▶ [What is asked]
For each line below that contains the string "sulla", copy that line.
================
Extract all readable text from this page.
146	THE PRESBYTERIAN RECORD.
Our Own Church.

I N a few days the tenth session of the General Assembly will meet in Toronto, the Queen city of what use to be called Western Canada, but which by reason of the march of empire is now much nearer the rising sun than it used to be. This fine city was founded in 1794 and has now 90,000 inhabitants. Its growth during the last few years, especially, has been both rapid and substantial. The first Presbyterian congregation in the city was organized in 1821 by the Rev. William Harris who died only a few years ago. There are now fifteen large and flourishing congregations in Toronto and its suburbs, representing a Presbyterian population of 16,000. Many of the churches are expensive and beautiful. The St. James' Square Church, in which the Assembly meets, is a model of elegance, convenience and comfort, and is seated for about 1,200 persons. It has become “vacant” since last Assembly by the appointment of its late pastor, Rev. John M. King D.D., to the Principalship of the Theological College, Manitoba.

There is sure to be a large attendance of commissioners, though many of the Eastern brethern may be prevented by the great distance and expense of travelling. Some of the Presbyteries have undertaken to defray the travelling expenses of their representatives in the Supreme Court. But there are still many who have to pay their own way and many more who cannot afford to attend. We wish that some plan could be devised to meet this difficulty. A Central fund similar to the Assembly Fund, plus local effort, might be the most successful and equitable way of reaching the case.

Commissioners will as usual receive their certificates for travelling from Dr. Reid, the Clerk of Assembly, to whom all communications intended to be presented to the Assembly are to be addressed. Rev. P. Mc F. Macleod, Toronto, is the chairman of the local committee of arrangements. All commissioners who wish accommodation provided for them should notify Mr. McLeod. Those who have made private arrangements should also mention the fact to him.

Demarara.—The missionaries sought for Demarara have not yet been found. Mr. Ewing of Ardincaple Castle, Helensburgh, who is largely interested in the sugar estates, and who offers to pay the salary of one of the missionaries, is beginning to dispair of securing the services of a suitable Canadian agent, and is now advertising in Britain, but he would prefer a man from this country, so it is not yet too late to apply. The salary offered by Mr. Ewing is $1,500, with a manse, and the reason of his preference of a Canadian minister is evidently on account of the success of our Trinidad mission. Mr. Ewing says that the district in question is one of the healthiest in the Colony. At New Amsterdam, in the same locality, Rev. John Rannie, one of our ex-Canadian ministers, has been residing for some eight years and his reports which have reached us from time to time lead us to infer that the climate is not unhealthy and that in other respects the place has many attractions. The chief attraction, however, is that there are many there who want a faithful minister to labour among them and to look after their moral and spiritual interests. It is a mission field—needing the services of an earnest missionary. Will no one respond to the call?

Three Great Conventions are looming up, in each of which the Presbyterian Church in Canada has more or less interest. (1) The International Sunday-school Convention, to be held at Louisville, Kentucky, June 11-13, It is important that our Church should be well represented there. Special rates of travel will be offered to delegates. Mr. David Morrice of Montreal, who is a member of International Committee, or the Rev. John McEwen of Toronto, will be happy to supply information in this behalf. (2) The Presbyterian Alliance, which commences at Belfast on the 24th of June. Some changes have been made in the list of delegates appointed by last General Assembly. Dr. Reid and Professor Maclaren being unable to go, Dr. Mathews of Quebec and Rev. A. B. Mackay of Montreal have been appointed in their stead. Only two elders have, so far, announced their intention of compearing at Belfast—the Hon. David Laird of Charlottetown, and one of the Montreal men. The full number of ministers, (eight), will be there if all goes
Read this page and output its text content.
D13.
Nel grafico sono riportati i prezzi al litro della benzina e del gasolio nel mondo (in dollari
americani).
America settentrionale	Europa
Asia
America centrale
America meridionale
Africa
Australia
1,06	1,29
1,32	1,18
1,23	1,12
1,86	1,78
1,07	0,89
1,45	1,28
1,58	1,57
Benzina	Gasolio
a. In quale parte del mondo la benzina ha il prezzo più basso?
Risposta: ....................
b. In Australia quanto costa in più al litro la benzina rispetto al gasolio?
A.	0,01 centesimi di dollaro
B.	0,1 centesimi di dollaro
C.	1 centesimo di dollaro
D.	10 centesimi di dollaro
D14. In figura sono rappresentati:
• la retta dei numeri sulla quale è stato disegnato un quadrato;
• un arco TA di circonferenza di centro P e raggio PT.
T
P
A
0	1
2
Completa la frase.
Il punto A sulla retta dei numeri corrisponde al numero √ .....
================
▶ [Task output]
• la retta dei numeri sulla quale è stato disegnato un quadrato;
Il punto A sulla retta dei numeri corrisponde al numero √ .....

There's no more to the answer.